▶ **INSTRUCTIONS FOR THE TASK**:
Retype the whole listing, please, keeping every line exact and dropping the pictures.

▶ **Extracted records**:
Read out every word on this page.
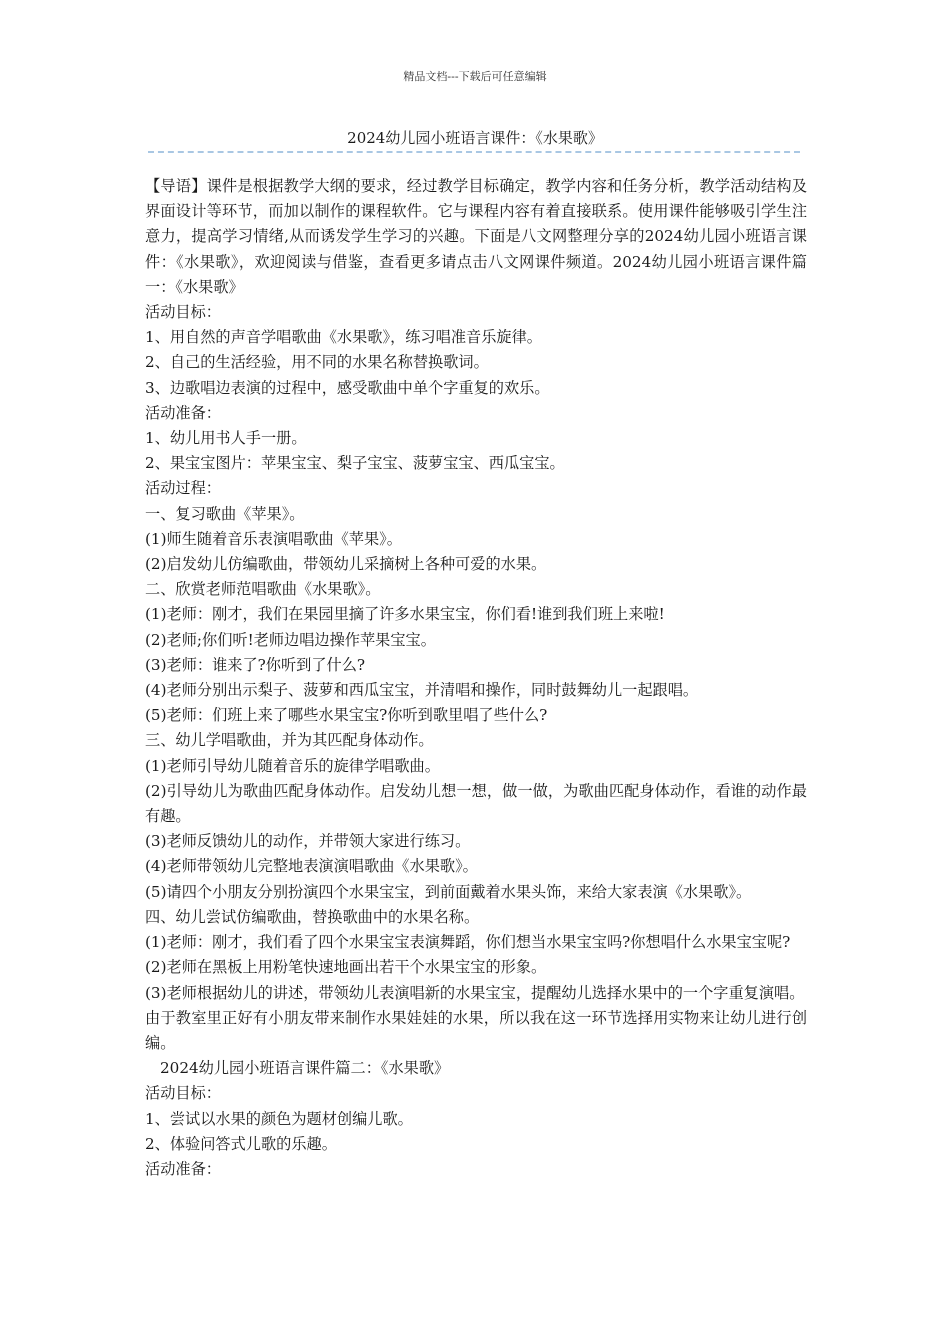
精品文档---下载后可任意编辑
2024幼儿园小班语言课件：《水果歌》

【导语】课件是根据教学大纲的要求，经过教学目标确定，教学内容和任务分析，教学活动结构及界面设计等环节，而加以制作的课程软件。它与课程内容有着直接联系。使用课件能够吸引学生注意力，提高学习情绪,从而诱发学生学习的兴趣。下面是八文网整理分享的2024幼儿园小班语言课件：《水果歌》，欢迎阅读与借鉴，查看更多请点击八文网课件频道。2024幼儿园小班语言课件篇一：《水果歌》

活动目标：

1、用自然的声音学唱歌曲《水果歌》，练习唱准音乐旋律。

2、自己的生活经验，用不同的水果名称替换歌词。

3、边歌唱边表演的过程中，感受歌曲中单个字重复的欢乐。

活动准备：

1、幼儿用书人手一册。

2、果宝宝图片：苹果宝宝、梨子宝宝、菠萝宝宝、西瓜宝宝。

活动过程：

一、复习歌曲《苹果》。

(1)师生随着音乐表演唱歌曲《苹果》。

(2)启发幼儿仿编歌曲，带领幼儿采摘树上各种可爱的水果。

二、欣赏老师范唱歌曲《水果歌》。

(1)老师：刚才，我们在果园里摘了许多水果宝宝，你们看!谁到我们班上来啦!

(2)老师;你们听!老师边唱边操作苹果宝宝。

(3)老师：谁来了?你听到了什么?

(4)老师分别出示梨子、菠萝和西瓜宝宝，并清唱和操作，同时鼓舞幼儿一起跟唱。

(5)老师：们班上来了哪些水果宝宝?你听到歌里唱了些什么?

三、幼儿学唱歌曲，并为其匹配身体动作。

(1)老师引导幼儿随着音乐的旋律学唱歌曲。

(2)引导幼儿为歌曲匹配身体动作。启发幼儿想一想，做一做，为歌曲匹配身体动作，看谁的动作最有趣。

(3)老师反馈幼儿的动作，并带领大家进行练习。

(4)老师带领幼儿完整地表演演唱歌曲《水果歌》。

(5)请四个小朋友分别扮演四个水果宝宝，到前面戴着水果头饰，来给大家表演《水果歌》。

四、幼儿尝试仿编歌曲，替换歌曲中的水果名称。

(1)老师：刚才，我们看了四个水果宝宝表演舞蹈，你们想当水果宝宝吗?你想唱什么水果宝宝呢?

(2)老师在黑板上用粉笔快速地画出若干个水果宝宝的形象。

(3)老师根据幼儿的讲述，带领幼儿表演唱新的水果宝宝，提醒幼儿选择水果中的一个字重复演唱。

由于教室里正好有小朋友带来制作水果娃娃的水果，所以我在这一环节选择用实物来让幼儿进行创编。

2024幼儿园小班语言课件篇二：《水果歌》

活动目标：

1、尝试以水果的颜色为题材创编儿歌。

2、体验问答式儿歌的乐趣。

活动准备：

▶ **EXERCISE OUTPUT**:
Read out every word on this page.
精品文档---下载后可任意编辑
2024幼儿园小班语言课件：《水果歌》

【导语】课件是根据教学大纲的要求，经过教学目标确定，教学内容和任务分析，教学活动结构及界面设计等环节，而加以制作的课程软件。它与课程内容有着直接联系。使用课件能够吸引学生注意力，提高学习情绪,从而诱发学生学习的兴趣。下面是八文网整理分享的2024幼儿园小班语言课件：《水果歌》，欢迎阅读与借鉴，查看更多请点击八文网课件频道。2024幼儿园小班语言课件篇一：《水果歌》

活动目标：

1、用自然的声音学唱歌曲《水果歌》，练习唱准音乐旋律。

2、自己的生活经验，用不同的水果名称替换歌词。

3、边歌唱边表演的过程中，感受歌曲中单个字重复的欢乐。

活动准备：

1、幼儿用书人手一册。

2、果宝宝图片：苹果宝宝、梨子宝宝、菠萝宝宝、西瓜宝宝。

活动过程：

一、复习歌曲《苹果》。

(1)师生随着音乐表演唱歌曲《苹果》。

(2)启发幼儿仿编歌曲，带领幼儿采摘树上各种可爱的水果。

二、欣赏老师范唱歌曲《水果歌》。

(1)老师：刚才，我们在果园里摘了许多水果宝宝，你们看!谁到我们班上来啦!

(2)老师;你们听!老师边唱边操作苹果宝宝。

(3)老师：谁来了?你听到了什么?

(4)老师分别出示梨子、菠萝和西瓜宝宝，并清唱和操作，同时鼓舞幼儿一起跟唱。

(5)老师：们班上来了哪些水果宝宝?你听到歌里唱了些什么?

三、幼儿学唱歌曲，并为其匹配身体动作。

(1)老师引导幼儿随着音乐的旋律学唱歌曲。

(2)引导幼儿为歌曲匹配身体动作。启发幼儿想一想，做一做，为歌曲匹配身体动作，看谁的动作最有趣。

(3)老师反馈幼儿的动作，并带领大家进行练习。

(4)老师带领幼儿完整地表演演唱歌曲《水果歌》。

(5)请四个小朋友分别扮演四个水果宝宝，到前面戴着水果头饰，来给大家表演《水果歌》。

四、幼儿尝试仿编歌曲，替换歌曲中的水果名称。

(1)老师：刚才，我们看了四个水果宝宝表演舞蹈，你们想当水果宝宝吗?你想唱什么水果宝宝呢?

(2)老师在黑板上用粉笔快速地画出若干个水果宝宝的形象。

(3)老师根据幼儿的讲述，带领幼儿表演唱新的水果宝宝，提醒幼儿选择水果中的一个字重复演唱。

由于教室里正好有小朋友带来制作水果娃娃的水果，所以我在这一环节选择用实物来让幼儿进行创编。

2024幼儿园小班语言课件篇二：《水果歌》

活动目标：

1、尝试以水果的颜色为题材创编儿歌。

2、体验问答式儿歌的乐趣。

活动准备：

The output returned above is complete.